Exactly and only the lines from the one containing "What does this" through the close of the entries below are to be set down.

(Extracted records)

————————

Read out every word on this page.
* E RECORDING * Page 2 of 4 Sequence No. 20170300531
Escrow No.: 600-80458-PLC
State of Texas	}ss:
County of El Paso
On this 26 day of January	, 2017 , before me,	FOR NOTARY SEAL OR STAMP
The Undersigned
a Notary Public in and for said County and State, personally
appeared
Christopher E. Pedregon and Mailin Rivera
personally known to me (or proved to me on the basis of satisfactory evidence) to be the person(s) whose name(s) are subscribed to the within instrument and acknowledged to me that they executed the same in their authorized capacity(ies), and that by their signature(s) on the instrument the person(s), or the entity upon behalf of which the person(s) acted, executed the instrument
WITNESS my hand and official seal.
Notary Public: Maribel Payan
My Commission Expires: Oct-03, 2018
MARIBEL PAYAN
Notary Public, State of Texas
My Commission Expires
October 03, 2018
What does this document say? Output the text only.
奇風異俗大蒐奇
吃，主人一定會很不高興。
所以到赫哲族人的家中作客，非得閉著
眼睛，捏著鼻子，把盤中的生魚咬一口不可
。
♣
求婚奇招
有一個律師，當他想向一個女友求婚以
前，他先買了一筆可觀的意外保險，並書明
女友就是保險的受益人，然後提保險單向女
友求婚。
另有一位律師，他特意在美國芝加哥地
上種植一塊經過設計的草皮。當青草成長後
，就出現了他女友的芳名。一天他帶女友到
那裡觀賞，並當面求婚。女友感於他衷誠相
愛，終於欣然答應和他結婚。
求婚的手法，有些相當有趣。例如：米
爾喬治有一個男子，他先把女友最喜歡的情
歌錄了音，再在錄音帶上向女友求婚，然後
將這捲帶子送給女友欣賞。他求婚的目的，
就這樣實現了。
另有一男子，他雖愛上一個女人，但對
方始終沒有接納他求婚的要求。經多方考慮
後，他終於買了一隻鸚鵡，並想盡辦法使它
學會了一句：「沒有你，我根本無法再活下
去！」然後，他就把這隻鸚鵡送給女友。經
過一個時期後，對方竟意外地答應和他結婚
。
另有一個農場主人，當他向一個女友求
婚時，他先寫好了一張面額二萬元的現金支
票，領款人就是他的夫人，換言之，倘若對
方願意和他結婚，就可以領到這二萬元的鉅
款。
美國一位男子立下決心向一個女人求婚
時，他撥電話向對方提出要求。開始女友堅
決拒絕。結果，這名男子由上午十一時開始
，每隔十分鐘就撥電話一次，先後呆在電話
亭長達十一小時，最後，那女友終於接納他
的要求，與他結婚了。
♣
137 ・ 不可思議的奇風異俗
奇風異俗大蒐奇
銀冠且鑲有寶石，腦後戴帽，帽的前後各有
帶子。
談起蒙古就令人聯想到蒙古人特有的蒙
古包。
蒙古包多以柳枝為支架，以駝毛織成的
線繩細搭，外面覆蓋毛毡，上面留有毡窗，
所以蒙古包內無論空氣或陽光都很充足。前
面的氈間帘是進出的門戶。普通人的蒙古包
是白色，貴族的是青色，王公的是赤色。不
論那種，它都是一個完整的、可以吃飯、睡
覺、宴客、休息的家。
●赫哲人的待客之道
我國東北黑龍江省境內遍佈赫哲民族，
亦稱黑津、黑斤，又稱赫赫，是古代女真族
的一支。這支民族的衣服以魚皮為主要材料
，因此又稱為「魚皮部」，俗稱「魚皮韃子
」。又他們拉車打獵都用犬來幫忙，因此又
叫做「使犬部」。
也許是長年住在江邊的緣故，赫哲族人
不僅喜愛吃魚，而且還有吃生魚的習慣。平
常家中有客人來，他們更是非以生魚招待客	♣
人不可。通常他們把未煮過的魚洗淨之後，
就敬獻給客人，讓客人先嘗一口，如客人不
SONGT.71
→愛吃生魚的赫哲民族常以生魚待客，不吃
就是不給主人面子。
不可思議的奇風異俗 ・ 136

————————

Task response
What does this document say? Output the text only.
奇風異俗大蒐奇
吃，主人一定會很不高興。
所以到赫哲族人的家中作客，非得閉著
眼睛，捏著鼻子，把盤中的生魚咬一口不可
。
♣
求婚奇招
有一個律師，當他想向一個女友求婚以
前，他先買了一筆可觀的意外保險，並書明
女友就是保險的受益人，然後提保險單向女
友求婚。
另有一位律師，他特意在美國芝加哥地
上種植一塊經過設計的草皮。當青草成長後
，就出現了他女友的芳名。一天他帶女友到
那裡觀賞，並當面求婚。女友感於他衷誠相
愛，終於欣然答應和他結婚。
求婚的手法，有些相當有趣。例如：米
爾喬治有一個男子，他先把女友最喜歡的情
歌錄了音，再在錄音帶上向女友求婚，然後
將這捲帶子送給女友欣賞。他求婚的目的，
就這樣實現了。
另有一男子，他雖愛上一個女人，但對
方始終沒有接納他求婚的要求。經多方考慮
後，他終於買了一隻鸚鵡，並想盡辦法使它
學會了一句：「沒有你，我根本無法再活下
去！」然後，他就把這隻鸚鵡送給女友。經
過一個時期後，對方竟意外地答應和他結婚
。
另有一個農場主人，當他向一個女友求
婚時，他先寫好了一張面額二萬元的現金支
票，領款人就是他的夫人，換言之，倘若對
方願意和他結婚，就可以領到這二萬元的鉅
款。
美國一位男子立下決心向一個女人求婚
時，他撥電話向對方提出要求。開始女友堅
決拒絕。結果，這名男子由上午十一時開始
，每隔十分鐘就撥電話一次，先後呆在電話
亭長達十一小時，最後，那女友終於接納他
的要求，與他結婚了。
♣
137 ・ 不可思議的奇風異俗
奇風異俗大蒐奇
銀冠且鑲有寶石，腦後戴帽，帽的前後各有
帶子。
談起蒙古就令人聯想到蒙古人特有的蒙
古包。
蒙古包多以柳枝為支架，以駝毛織成的
線繩細搭，外面覆蓋毛毡，上面留有毡窗，
所以蒙古包內無論空氣或陽光都很充足。前
面的氈間帘是進出的門戶。普通人的蒙古包
是白色，貴族的是青色，王公的是赤色。不
論那種，它都是一個完整的、可以吃飯、睡
覺、宴客、休息的家。
●赫哲人的待客之道
我國東北黑龍江省境內遍佈赫哲民族，
亦稱黑津、黑斤，又稱赫赫，是古代女真族
的一支。這支民族的衣服以魚皮為主要材料
，因此又稱為「魚皮部」，俗稱「魚皮韃子
」。又他們拉車打獵都用犬來幫忙，因此又
叫做「使犬部」。
也許是長年住在江邊的緣故，赫哲族人
不僅喜愛吃魚，而且還有吃生魚的習慣。平
常家中有客人來，他們更是非以生魚招待客	♣
人不可。通常他們把未煮過的魚洗淨之後，
就敬獻給客人，讓客人先嘗一口，如客人不
SONGT.71
→愛吃生魚的赫哲民族常以生魚待客，不吃
就是不給主人面子。
不可思議的奇風異俗 ・ 136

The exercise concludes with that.